> _MATERIAL SUPPLIED_:
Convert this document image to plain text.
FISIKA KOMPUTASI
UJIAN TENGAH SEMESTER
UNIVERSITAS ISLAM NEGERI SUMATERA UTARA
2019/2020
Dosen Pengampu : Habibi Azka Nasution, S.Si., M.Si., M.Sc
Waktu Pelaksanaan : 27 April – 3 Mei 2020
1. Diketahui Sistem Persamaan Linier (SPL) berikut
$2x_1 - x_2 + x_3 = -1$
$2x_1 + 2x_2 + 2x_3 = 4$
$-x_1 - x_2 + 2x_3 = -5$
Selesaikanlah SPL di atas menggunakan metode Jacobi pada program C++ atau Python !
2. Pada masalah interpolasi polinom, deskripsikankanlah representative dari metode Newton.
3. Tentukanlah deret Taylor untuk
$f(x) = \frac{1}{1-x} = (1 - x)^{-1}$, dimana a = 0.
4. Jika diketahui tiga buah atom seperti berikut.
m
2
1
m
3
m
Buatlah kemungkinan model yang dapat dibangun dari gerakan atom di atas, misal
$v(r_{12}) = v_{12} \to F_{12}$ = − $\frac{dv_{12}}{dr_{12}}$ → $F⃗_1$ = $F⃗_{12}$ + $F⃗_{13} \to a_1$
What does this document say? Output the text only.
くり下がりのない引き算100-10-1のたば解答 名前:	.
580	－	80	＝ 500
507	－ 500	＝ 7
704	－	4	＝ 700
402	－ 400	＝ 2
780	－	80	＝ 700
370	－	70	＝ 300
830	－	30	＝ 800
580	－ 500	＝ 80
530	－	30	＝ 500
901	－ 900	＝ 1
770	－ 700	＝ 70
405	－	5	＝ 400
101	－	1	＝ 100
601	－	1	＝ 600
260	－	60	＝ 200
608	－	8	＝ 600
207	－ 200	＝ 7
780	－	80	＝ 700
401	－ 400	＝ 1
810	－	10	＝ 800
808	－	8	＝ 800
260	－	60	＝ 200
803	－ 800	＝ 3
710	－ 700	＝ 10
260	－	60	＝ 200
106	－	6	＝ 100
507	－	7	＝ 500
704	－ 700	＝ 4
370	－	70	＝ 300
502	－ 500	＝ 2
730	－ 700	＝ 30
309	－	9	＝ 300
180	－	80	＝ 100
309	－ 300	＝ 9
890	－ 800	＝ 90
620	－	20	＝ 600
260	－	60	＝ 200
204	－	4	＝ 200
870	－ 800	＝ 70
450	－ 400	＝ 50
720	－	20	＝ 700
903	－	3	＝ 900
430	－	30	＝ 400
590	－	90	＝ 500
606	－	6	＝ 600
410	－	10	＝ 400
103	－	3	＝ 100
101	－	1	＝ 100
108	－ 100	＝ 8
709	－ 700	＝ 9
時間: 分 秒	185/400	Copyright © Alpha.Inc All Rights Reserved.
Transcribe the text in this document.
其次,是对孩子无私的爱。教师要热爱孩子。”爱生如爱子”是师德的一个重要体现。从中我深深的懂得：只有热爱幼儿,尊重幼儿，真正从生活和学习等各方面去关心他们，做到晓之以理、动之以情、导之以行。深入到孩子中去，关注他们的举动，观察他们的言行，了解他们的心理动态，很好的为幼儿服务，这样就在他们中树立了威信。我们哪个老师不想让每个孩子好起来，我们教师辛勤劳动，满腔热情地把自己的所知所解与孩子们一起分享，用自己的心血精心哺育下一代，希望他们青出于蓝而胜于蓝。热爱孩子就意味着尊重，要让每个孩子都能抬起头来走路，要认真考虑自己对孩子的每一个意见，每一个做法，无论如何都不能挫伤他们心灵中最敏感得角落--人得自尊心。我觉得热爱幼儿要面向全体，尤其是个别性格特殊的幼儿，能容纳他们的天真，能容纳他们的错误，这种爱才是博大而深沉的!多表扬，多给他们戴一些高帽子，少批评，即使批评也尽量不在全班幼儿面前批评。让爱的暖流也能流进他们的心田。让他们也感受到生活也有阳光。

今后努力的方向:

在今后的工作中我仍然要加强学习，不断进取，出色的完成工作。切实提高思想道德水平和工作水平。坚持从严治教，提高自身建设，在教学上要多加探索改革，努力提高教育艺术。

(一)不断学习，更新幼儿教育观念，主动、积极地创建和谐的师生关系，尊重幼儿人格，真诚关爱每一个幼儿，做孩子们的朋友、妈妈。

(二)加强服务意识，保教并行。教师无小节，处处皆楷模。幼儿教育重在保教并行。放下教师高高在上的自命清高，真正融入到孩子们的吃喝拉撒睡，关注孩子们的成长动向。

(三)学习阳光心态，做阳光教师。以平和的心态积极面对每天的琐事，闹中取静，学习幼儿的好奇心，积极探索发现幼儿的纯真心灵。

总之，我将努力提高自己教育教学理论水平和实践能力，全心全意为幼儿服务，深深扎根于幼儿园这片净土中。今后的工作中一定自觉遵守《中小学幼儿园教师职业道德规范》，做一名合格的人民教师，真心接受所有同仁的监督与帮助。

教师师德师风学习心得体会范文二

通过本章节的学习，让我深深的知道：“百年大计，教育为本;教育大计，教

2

> _INSTRUCTIONS FOR THE TASK_: In the entries above, find each line with the word "atom" and copy it.

> _ANSWER TO THE EXERCISE_:
4. Jika diketahui tiga buah atom seperti berikut.
Buatlah kemungkinan model yang dapat dibangun dari gerakan atom di atas, misal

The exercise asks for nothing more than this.